◆ What you should do ◆
Within the listing below, locate all lines containing the word "battery". Copy each one.

** START Information shown **

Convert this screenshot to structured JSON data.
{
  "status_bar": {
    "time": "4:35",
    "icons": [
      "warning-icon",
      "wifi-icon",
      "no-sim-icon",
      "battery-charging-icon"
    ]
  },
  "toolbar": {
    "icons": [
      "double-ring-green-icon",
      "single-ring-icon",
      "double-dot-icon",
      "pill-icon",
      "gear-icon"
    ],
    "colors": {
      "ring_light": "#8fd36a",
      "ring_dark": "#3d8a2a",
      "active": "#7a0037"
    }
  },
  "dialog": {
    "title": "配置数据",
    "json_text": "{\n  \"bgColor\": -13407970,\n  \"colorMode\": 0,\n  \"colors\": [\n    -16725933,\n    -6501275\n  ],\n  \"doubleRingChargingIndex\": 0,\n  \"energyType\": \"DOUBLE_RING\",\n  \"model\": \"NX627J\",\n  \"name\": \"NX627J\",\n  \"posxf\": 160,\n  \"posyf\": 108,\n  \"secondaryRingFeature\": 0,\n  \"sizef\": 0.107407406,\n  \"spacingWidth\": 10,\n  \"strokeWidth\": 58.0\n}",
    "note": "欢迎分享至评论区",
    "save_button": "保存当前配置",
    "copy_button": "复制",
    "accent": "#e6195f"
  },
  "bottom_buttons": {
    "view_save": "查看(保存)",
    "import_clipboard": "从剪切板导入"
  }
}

** END Information shown **
** START Information shown **

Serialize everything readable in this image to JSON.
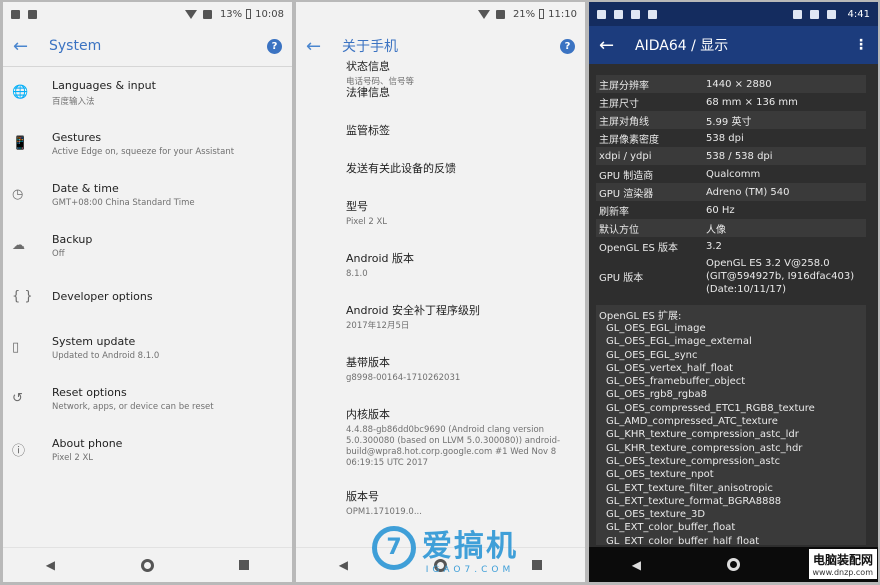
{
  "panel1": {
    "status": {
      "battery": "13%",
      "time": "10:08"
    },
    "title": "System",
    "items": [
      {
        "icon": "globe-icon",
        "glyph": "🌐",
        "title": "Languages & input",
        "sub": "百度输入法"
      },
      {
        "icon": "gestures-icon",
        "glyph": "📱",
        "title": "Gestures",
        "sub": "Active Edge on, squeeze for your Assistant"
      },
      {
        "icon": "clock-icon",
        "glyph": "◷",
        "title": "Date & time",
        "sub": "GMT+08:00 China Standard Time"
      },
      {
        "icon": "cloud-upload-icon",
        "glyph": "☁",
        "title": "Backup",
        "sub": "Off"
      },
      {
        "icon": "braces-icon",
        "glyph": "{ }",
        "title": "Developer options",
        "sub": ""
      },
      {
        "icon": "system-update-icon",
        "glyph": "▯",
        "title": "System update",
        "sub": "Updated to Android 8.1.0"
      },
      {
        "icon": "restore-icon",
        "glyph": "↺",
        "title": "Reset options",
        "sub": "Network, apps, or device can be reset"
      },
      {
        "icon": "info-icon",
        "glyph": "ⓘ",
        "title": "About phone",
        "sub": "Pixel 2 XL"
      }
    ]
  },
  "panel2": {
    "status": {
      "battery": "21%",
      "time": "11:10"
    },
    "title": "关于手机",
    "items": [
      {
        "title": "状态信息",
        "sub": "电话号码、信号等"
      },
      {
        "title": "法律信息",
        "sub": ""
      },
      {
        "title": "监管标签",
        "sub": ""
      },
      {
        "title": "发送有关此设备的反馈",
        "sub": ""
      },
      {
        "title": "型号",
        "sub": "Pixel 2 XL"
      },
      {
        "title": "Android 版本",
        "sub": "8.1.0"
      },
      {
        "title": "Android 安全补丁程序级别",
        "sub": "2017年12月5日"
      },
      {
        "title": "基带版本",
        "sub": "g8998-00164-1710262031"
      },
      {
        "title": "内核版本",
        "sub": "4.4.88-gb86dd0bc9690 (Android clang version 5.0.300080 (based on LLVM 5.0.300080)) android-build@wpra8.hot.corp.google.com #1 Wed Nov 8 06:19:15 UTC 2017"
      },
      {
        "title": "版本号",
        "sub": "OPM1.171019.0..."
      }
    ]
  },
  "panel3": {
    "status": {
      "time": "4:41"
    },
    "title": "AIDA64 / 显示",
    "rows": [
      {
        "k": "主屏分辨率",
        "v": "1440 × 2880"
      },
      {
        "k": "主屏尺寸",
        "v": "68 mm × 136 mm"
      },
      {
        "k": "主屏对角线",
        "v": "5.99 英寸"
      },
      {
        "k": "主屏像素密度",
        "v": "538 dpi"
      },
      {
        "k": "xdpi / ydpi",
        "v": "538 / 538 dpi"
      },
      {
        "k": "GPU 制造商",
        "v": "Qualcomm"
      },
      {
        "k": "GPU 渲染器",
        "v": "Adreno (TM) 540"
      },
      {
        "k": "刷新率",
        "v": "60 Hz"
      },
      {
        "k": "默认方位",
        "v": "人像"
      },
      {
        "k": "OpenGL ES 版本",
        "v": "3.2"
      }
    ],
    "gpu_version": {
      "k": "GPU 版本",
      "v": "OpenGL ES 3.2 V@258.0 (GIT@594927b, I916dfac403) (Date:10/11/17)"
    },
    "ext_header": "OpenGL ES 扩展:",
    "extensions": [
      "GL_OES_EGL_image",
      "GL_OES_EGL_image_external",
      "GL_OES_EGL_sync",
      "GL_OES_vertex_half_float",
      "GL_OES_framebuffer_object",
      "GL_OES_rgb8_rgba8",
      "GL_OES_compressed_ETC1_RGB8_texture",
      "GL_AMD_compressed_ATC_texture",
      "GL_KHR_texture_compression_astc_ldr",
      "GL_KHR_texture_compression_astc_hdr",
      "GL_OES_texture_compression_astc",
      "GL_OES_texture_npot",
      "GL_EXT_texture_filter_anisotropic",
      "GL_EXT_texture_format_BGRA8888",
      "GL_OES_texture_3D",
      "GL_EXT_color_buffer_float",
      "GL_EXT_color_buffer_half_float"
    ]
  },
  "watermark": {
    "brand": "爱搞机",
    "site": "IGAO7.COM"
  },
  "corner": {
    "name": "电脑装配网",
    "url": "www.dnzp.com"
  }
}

** END Information shown **
** START Information shown **

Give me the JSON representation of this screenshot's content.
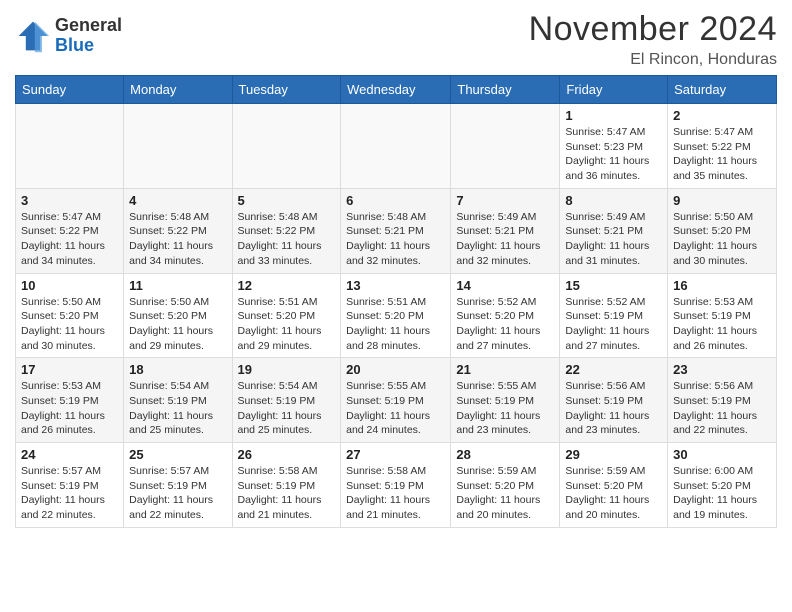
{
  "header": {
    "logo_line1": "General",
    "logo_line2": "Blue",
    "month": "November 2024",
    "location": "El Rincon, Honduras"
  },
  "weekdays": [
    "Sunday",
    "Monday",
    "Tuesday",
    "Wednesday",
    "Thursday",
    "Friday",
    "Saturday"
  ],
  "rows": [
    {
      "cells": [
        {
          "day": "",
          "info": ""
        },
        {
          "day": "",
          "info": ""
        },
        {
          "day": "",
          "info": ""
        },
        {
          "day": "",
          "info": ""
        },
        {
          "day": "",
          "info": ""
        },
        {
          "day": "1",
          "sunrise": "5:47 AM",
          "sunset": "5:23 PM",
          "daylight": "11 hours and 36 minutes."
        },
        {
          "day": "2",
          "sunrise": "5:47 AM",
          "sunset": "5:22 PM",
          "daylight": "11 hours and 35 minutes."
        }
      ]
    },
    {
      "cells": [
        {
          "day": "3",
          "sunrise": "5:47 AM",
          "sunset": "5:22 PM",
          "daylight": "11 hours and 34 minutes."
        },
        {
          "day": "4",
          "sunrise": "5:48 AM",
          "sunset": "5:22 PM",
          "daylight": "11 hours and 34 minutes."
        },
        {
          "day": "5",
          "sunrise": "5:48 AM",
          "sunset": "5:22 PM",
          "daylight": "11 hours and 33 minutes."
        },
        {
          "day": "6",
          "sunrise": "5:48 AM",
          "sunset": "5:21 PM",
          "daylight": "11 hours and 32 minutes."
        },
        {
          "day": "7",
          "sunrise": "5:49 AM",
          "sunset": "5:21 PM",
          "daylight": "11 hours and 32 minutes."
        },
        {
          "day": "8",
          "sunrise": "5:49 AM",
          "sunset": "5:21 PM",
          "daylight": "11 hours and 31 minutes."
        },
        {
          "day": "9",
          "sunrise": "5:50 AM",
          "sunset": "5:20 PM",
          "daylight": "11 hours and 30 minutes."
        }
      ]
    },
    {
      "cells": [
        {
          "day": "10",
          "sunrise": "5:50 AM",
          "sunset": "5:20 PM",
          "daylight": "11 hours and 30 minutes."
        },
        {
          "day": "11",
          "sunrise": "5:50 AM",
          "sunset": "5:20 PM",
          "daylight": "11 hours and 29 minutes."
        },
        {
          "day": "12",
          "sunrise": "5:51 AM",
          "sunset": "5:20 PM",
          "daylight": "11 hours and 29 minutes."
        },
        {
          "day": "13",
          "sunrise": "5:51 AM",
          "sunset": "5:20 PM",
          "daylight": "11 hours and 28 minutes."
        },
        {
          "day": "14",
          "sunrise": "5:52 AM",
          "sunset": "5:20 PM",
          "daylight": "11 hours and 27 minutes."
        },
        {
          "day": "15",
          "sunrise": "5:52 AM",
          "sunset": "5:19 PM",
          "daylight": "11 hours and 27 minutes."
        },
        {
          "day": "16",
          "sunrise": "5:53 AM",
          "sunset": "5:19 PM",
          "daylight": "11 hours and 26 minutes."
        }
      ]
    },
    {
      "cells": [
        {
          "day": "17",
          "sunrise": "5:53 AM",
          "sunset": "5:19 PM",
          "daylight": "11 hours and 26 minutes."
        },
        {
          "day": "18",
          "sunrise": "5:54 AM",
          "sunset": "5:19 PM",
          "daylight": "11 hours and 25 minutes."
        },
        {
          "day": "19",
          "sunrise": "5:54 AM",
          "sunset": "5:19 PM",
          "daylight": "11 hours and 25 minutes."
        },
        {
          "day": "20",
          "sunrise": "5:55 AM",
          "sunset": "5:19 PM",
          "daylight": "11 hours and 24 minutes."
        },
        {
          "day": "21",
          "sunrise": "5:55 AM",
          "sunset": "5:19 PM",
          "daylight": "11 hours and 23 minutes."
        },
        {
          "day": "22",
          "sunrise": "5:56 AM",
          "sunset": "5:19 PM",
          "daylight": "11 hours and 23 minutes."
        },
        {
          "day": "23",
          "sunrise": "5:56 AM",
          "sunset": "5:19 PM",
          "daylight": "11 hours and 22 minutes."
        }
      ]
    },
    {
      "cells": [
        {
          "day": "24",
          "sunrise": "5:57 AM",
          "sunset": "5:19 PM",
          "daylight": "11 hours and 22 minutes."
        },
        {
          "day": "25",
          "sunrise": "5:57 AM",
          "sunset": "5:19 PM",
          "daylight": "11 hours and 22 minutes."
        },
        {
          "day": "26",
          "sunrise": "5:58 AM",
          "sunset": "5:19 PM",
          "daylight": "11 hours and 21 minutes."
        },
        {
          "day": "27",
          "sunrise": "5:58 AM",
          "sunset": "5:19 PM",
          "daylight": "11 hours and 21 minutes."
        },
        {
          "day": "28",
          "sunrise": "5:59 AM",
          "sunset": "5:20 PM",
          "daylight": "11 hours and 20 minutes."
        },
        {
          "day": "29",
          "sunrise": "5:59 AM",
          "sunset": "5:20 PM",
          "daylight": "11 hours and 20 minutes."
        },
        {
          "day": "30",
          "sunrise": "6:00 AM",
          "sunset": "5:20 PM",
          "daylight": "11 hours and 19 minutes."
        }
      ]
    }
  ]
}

** END Information shown **

◆ The answer ◆
      "battery-charging-icon"
      "battery": "13%",
      "battery": "21%",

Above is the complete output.